- Set exercise:
Leave out every picture, and return exactly the lines from the line containing "Transcribe this image's" through the end of the records below, both inclusive.

- Input rows:
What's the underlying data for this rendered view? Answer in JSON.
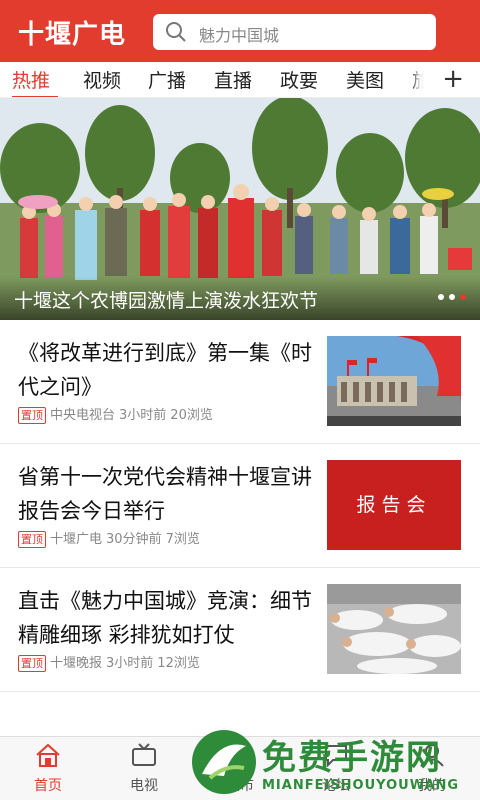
{
  "header": {
    "logo": "十堰广电",
    "search_placeholder": "魅力中国城"
  },
  "tabs": [
    "热推",
    "视频",
    "广播",
    "直播",
    "政要",
    "美图",
    "旅"
  ],
  "banner": {
    "caption": "十堰这个农博园激情上演泼水狂欢节"
  },
  "news": [
    {
      "title": "《将改革进行到底》第一集《时代之问》",
      "badge": "置顶",
      "source": "中央电视台",
      "time": "3小时前",
      "views": "20浏览"
    },
    {
      "title": "省第十一次党代会精神十堰宣讲报告会今日举行",
      "badge": "置顶",
      "source": "十堰广电",
      "time": "30分钟前",
      "views": "7浏览",
      "thumb_text": "报告会"
    },
    {
      "title": "直击《魅力中国城》竞演：细节精雕细琢 彩排犹如打仗",
      "badge": "置顶",
      "source": "十堰晚报",
      "time": "3小时前",
      "views": "12浏览"
    }
  ],
  "bottom_nav": [
    {
      "label": "首页",
      "icon": "home-icon"
    },
    {
      "label": "电视",
      "icon": "tv-icon"
    },
    {
      "label": "城市",
      "icon": "city-icon"
    },
    {
      "label": "论坛",
      "icon": "forum-icon"
    },
    {
      "label": "我的",
      "icon": "user-icon"
    }
  ],
  "watermark": {
    "title": "免费手游网",
    "subtitle": "MIANFEISHOUYOUWANG"
  },
  "colors": {
    "accent": "#e23c2e",
    "watermark": "#2e8b3a"
  }
}
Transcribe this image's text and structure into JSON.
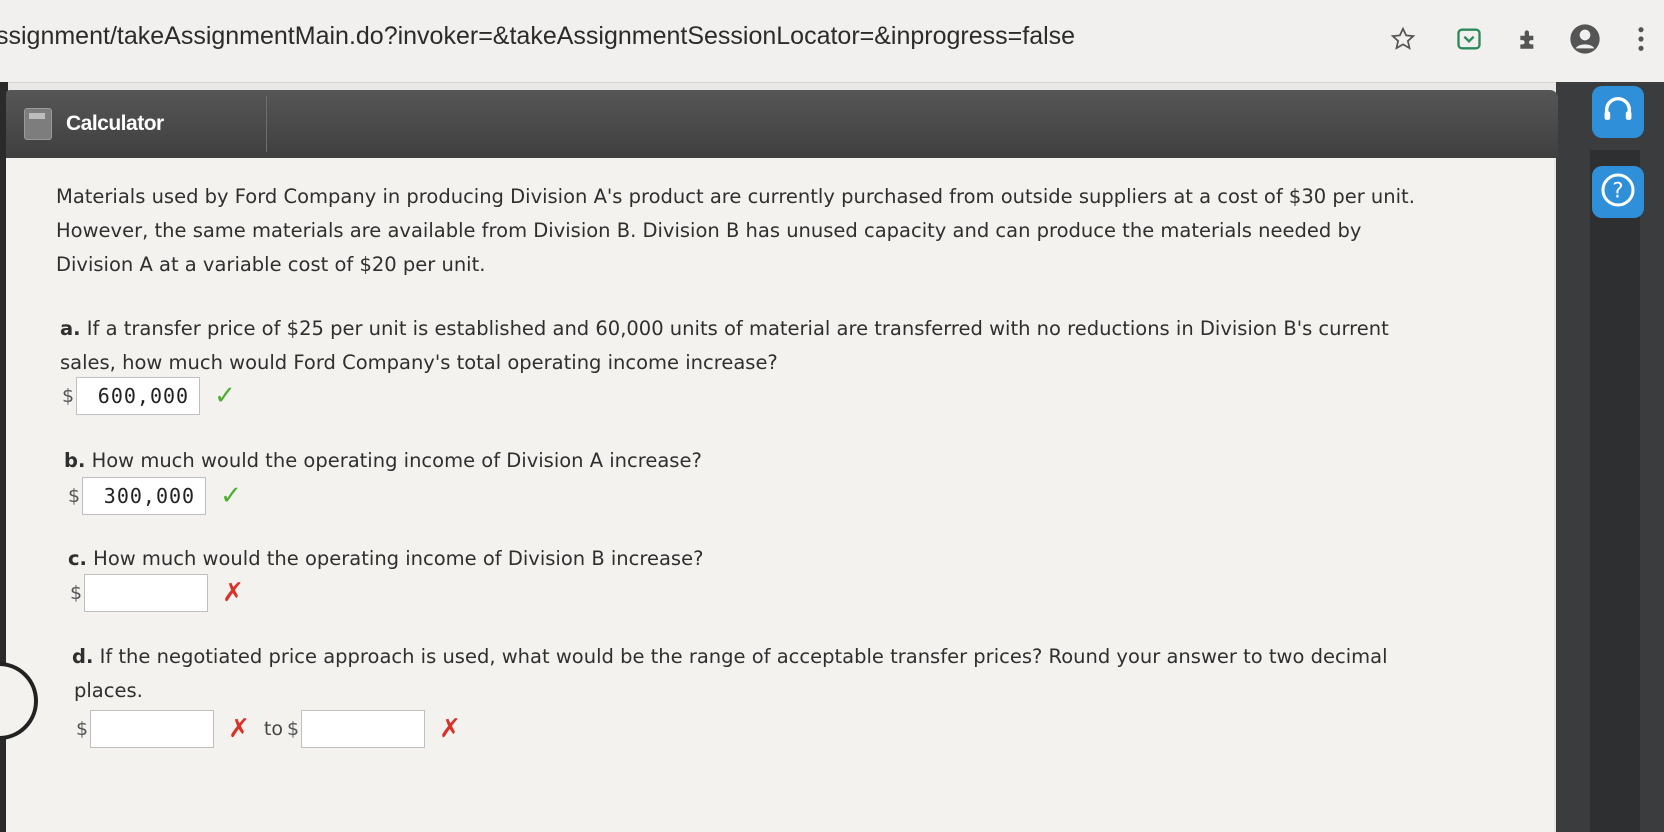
{
  "browser": {
    "url": "ssignment/takeAssignmentMain.do?invoker=&takeAssignmentSessionLocator=&inprogress=false",
    "icons": [
      "star-icon",
      "pocket-icon",
      "extension-icon",
      "account-icon",
      "menu-icon"
    ]
  },
  "toolbar": {
    "calculator_label": "Calculator"
  },
  "problem": {
    "intro_lines": [
      "Materials used by Ford Company in producing Division A's product are currently purchased from outside suppliers at a cost of $30 per unit.",
      "However, the same materials are available from Division B. Division B has unused capacity and can produce the materials needed by",
      "Division A at a variable cost of $20 per unit."
    ],
    "a": {
      "letter": "a.",
      "lines": [
        "If a transfer price of $25 per unit is established and 60,000 units of material are transferred with no reductions in Division B's current",
        "sales, how much would Ford Company's total operating income increase?"
      ],
      "currency": "$",
      "value": "600,000",
      "status": "correct"
    },
    "b": {
      "letter": "b.",
      "text": "How much would the operating income of Division A increase?",
      "currency": "$",
      "value": "300,000",
      "status": "correct"
    },
    "c": {
      "letter": "c.",
      "text": "How much would the operating income of Division B increase?",
      "currency": "$",
      "value": "",
      "status": "incorrect"
    },
    "d": {
      "letter": "d.",
      "lines": [
        "If the negotiated price approach is used, what would be the range of acceptable transfer prices? Round your answer to two decimal",
        "places."
      ],
      "currency": "$",
      "from_value": "",
      "to_label": "to",
      "to_currency": "$",
      "to_value": "",
      "status": "incorrect"
    }
  },
  "marks": {
    "check": "✓",
    "cross": "✗",
    "help": "?"
  },
  "colors": {
    "correct": "#4caf2f",
    "incorrect": "#d9322b",
    "rail_button": "#2f8fd8"
  }
}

- Answer for this exercise:
Transcribe this image's text and structure into JSON.
{
  "browser": {
    "url": "ssignment/takeAssignmentMain.do?invoker=&takeAssignmentSessionLocator=&inprogress=false",
    "icons": [
      "star-icon",
      "pocket-icon",
      "extension-icon",
      "account-icon",
      "menu-icon"
    ]
  },
  "toolbar": {
    "calculator_label": "Calculator"
  },
  "problem": {
    "intro_lines": [
      "Materials used by Ford Company in producing Division A's product are currently purchased from outside suppliers at a cost of $30 per unit.",
      "However, the same materials are available from Division B. Division B has unused capacity and can produce the materials needed by",
      "Division A at a variable cost of $20 per unit."
    ],
    "a": {
      "letter": "a.",
      "lines": [
        "If a transfer price of $25 per unit is established and 60,000 units of material are transferred with no reductions in Division B's current",
        "sales, how much would Ford Company's total operating income increase?"
      ],
      "currency": "$",
      "value": "600,000",
      "status": "correct"
    },
    "b": {
      "letter": "b.",
      "text": "How much would the operating income of Division A increase?",
      "currency": "$",
      "value": "300,000",
      "status": "correct"
    },
    "c": {
      "letter": "c.",
      "text": "How much would the operating income of Division B increase?",
      "currency": "$",
      "value": "",
      "status": "incorrect"
    },
    "d": {
      "letter": "d.",
      "lines": [
        "If the negotiated price approach is used, what would be the range of acceptable transfer prices? Round your answer to two decimal",
        "places."
      ],
      "currency": "$",
      "from_value": "",
      "to_label": "to",
      "to_currency": "$",
      "to_value": "",
      "status": "incorrect"
    }
  },
  "marks": {
    "check": "✓",
    "cross": "✗",
    "help": "?"
  },
  "colors": {
    "correct": "#4caf2f",
    "incorrect": "#d9322b",
    "rail_button": "#2f8fd8"
  }
}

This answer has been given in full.